● **Text excerpt**
....
Deeply Trivial: Statistics Sunday: Creating a Stacked Bar Chart for Rank Data

Sunday, January 27, 2019

Statistics Sunday: Creating a Stacked Bar Chart for Rank Data

Stacked Bar Chart for Rank Data At work on Friday, I was trying to figure out the best way to display some rank data. What I had were rankings from 1-5 for 10 factors considered most important in a job (such as Salary, Insurance Benefits, and the Opportunity to Learn), meaning each respondent chose and ranked the top 5 from those 10, and the remaining 5 were unranked by that respondent. Without even thinking about the missing data issue, I computed a mean rank and called it a day. (Yes, I know that ranks are ordinal and means are for continuous data, but my goal was simply to differentiate importance of the factors and a mean seemed the best way to do it.) Of course, then we noticed one of the factors had a pretty high average rank, even though few people ranked it in the top 5. Oops.

So how could I present these results? One idea I had was a stacked bar chart, and it took a bit of data wrangling to do it. That is, the rankings were all in separate variables, but I want them all on the same chart. Basically, I needed to create a dataset with:

1 variable to represent the ranking given (1-5, or 6 that I called "Not Ranked")
1 variable to represent the number of people giving that particular rank that particular factor

What I ultimately did was run frequencies for the factor variables, turn those frequency tables into data frames, and merged them together with rbind. I then created chart with ggplot. Here's some code for a simplified example, which only uses 6 factors and asks people to rank the top 3.

First, let's read in our sample dataset - note that these data were generated only for this example and are not real data:

library(tidyverse)

## -- Attaching packages --------------------------------------------------------------------------------------------------------------------- tidyverse 1.2.1 --

## v ggplot2 3.0.0     v purrr   0.2.4
## v tibble  1.4.2     v dplyr   0.7.4
## v tidyr   0.8.0     v stringr 1.3.1
## v readr   1.1.1     v forcats 0.3.0

## Warning: package 'ggplot2' was built under R version 3.5.1

## -- Conflicts ------------------------------------------------------------------------------------------------------------------------ tidyverse_conflicts() --
## x dplyr::filter() masks stats::filter()
## x dplyr::lag()    masks stats::lag()

ranks <- read_csv("C:/Users/slocatelli/Desktop/sample_ranks.csv", col_names = TRUE)
....
● **Dataset extract**
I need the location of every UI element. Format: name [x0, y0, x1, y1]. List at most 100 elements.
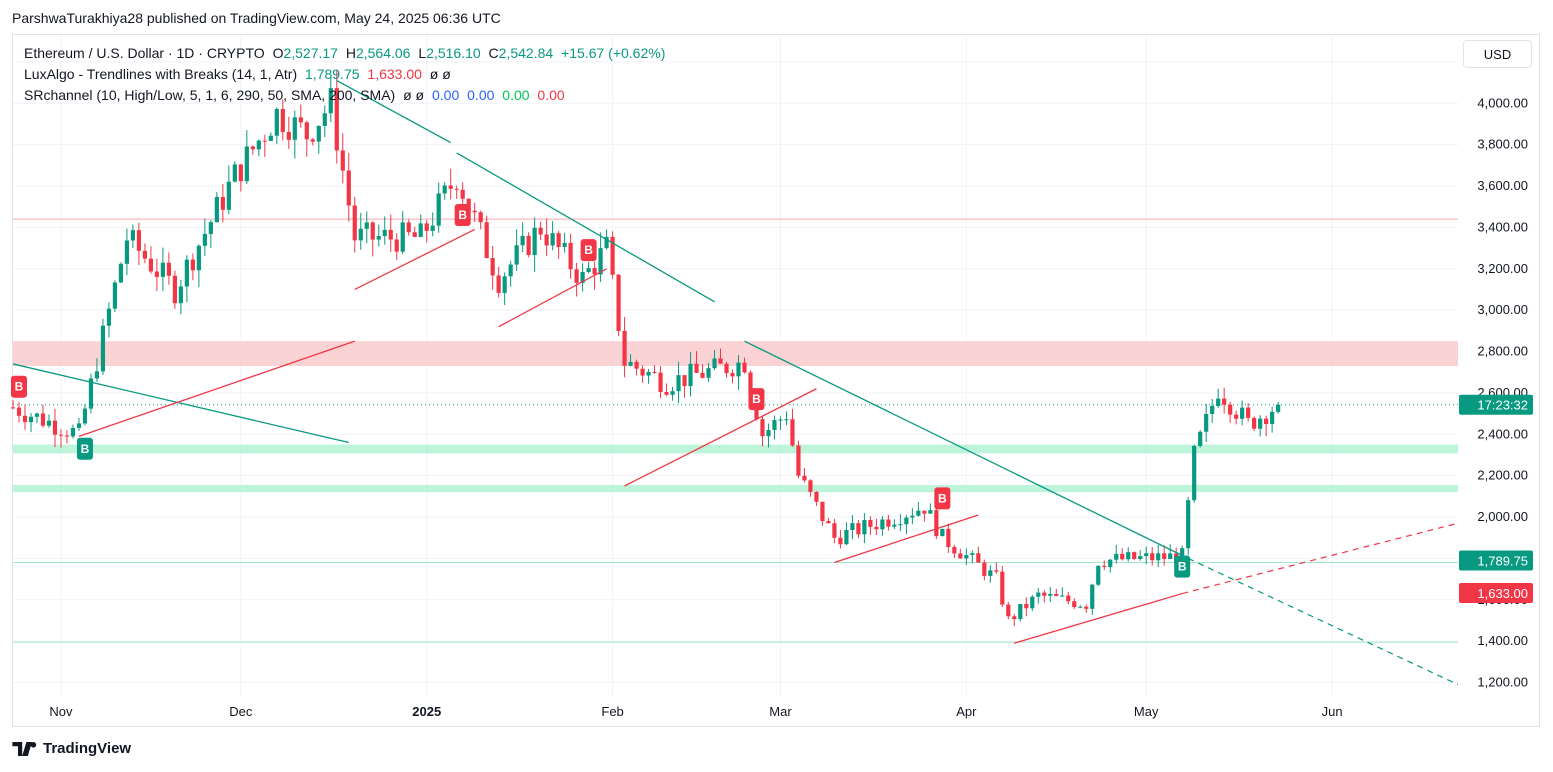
- candle-body: [16, 407, 22, 416]
- legend-symbol[interactable]: Ethereum / U.S. Dollar · 1D · CRYPTO: [24, 45, 265, 61]
- candle-body: [832, 523, 837, 538]
- y-tick-label: 1,400.00: [1477, 633, 1528, 648]
- candle-body: [100, 325, 106, 372]
- trendline: [624, 388, 817, 487]
- candle-body: [58, 434, 64, 436]
- candle-body: [1186, 500, 1191, 549]
- candle-body: [304, 122, 309, 140]
- candle-body: [178, 286, 183, 304]
- break-marker-label: B: [938, 491, 947, 505]
- candle-body: [154, 271, 159, 277]
- candle-body: [1204, 413, 1209, 432]
- candle-body: [592, 268, 597, 275]
- break-marker-label: B: [81, 442, 90, 456]
- break-marker: [76, 437, 93, 460]
- trendline: [456, 152, 715, 303]
- legend-symbol-row[interactable]: Ethereum / U.S. Dollar · 1D · CRYPTO O2,…: [24, 45, 669, 61]
- candle-body: [166, 262, 171, 276]
- candle-body: [490, 258, 495, 276]
- break-marker-label: B: [15, 380, 24, 394]
- candle-body: [130, 230, 136, 241]
- candle-body: [574, 269, 579, 283]
- candle-body: [334, 88, 339, 151]
- candle-body: [226, 181, 231, 210]
- legend-indicator-1-name[interactable]: LuxAlgo - Trendlines with Breaks (14, 1,…: [24, 66, 298, 82]
- break-marker: [1174, 555, 1191, 578]
- candle-body: [826, 521, 831, 524]
- candle-body: [808, 480, 813, 492]
- candle-body: [700, 372, 705, 378]
- candle-body: [856, 523, 861, 535]
- candle-body: [382, 229, 387, 237]
- candle-body: [406, 222, 411, 233]
- candle-body: [322, 113, 327, 126]
- tradingview-logo[interactable]: TradingView: [12, 740, 131, 757]
- candle-body: [520, 235, 525, 246]
- candle-body: [544, 234, 549, 246]
- candle-body: [76, 423, 82, 428]
- candle-body: [274, 109, 279, 136]
- candle-body: [1120, 553, 1125, 560]
- legend-open-label: O: [272, 45, 284, 61]
- candle-body: [1102, 565, 1107, 567]
- candle-body: [328, 88, 333, 114]
- candle-body: [646, 371, 651, 376]
- candle-body: [514, 245, 519, 265]
- candle-body: [238, 164, 243, 182]
- candle-body: [364, 222, 369, 229]
- candle-body: [778, 419, 783, 421]
- x-tick-label: Feb: [601, 704, 623, 719]
- candle-body: [436, 193, 441, 226]
- markers-layer: B B B B B B B: [10, 203, 1191, 578]
- candle-body: [640, 368, 645, 376]
- candle-body: [1240, 407, 1245, 419]
- x-tick-label: Jun: [1322, 704, 1343, 719]
- candle-body: [790, 419, 795, 446]
- candle-body: [214, 196, 219, 223]
- candle-body: [388, 229, 393, 240]
- candle-body: [256, 140, 261, 150]
- currency-button[interactable]: USD: [1463, 40, 1532, 68]
- candle-body: [526, 235, 531, 255]
- candle-body: [982, 562, 987, 576]
- candle-body: [184, 259, 189, 287]
- candle-body: [946, 528, 951, 548]
- break-marker-label: B: [1178, 560, 1187, 574]
- candle-body: [550, 233, 555, 246]
- trendline: [354, 228, 475, 291]
- candle-body: [934, 510, 939, 537]
- time-axis-layer: Nov Dec 2025 Feb Mar Apr May Jun: [49, 704, 1342, 719]
- candle-body: [316, 125, 321, 142]
- legend-indicator-2-value-2: 0.00: [467, 87, 495, 103]
- candle-body: [508, 264, 513, 277]
- trendlines-layer: [12, 79, 1459, 686]
- trendline: [498, 268, 607, 328]
- candle-body: [622, 330, 627, 366]
- x-tick-label: May: [1134, 704, 1159, 719]
- break-marker-label: B: [458, 208, 467, 222]
- candle-body: [1162, 553, 1167, 559]
- candle-body: [610, 236, 615, 275]
- candle-body: [1234, 414, 1239, 419]
- legend-indicator-2-name[interactable]: SRchannel (10, High/Low, 5, 1, 6, 290, 5…: [24, 87, 396, 103]
- candle-body: [910, 515, 915, 518]
- legend-indicator-1-row[interactable]: LuxAlgo - Trendlines with Breaks (14, 1,…: [24, 66, 455, 82]
- candle-body: [1090, 584, 1095, 609]
- y-tick-label: 2,200.00: [1477, 468, 1528, 483]
- candle-body: [1252, 417, 1257, 429]
- candle-body: [916, 510, 921, 516]
- candle-body: [970, 553, 975, 556]
- candle-body: [478, 212, 483, 223]
- trendline: [12, 363, 349, 444]
- candle-body: [424, 223, 429, 231]
- price-tag: [1459, 550, 1533, 571]
- candle-body: [370, 222, 375, 240]
- candle-body: [472, 210, 477, 213]
- legend-indicator-2-row[interactable]: SRchannel (10, High/Low, 5, 1, 6, 290, 5…: [24, 87, 569, 103]
- candle-body: [694, 363, 699, 373]
- y-tick-label: 2,400.00: [1477, 426, 1528, 441]
- y-tick-label: 4,000.00: [1477, 95, 1528, 110]
- y-tick-label: 1,200.00: [1477, 675, 1528, 690]
- candle-body: [940, 528, 945, 537]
....
● **Exercise brief**
Pick up the blog post on stacked bar charts for rank data from its last line and continue it.

● **Response**
## Parsed with column specification:
## cols(
##   RespID = col_integer(),
##   Salary = col_integer(),
##   Recognition = col_integer(),
##   PTO = col_integer(),
##   Insurance = col_integer(),
##   FlexibleHours = col_integer(),
##   OptoLearn = col_integer()
## )

This dataset contains 7 variables - 1 respondent ID and 6 variables with ranks on factors considered important in a job: salary, recognition from employer, paid time off, insurance benefits, flexible scheduling, and opportunity to learn. I want to run frequencies for these variables, and turn those frequency tables into a data frame I can use in ggplot2. I'm sure there are much cleaner ways to do this (and please share in the comments!), but here's one not so pretty way:

salary <- as.data.frame(table(ranks$Salary))
salary$Name <- "Salary"
recognition <- as.data.frame(table(ranks$Recognition))
recognition$Name <- "Recognition by \nEmployer"
PTO <- as.data.frame(table(ranks$PTO))
PTO$Name <- "Paid Time Off"
insurance <- as.data.frame(table(ranks$Insurance))
insurance$Name <- "Insurance"
flexible <- as.data.frame(table(ranks$FlexibleHours))
flexible$Name <- "Flexible Schedule"
learn <- as.data.frame(table(ranks$OptoLearn))
learn$Name <- "Opportunity to \nLearn"

rank_chart <- rbind(salary, recognition, PTO, insurance, flexible, learn)
rank_chart$Var1 <- as.numeric(rank_chart$Var1)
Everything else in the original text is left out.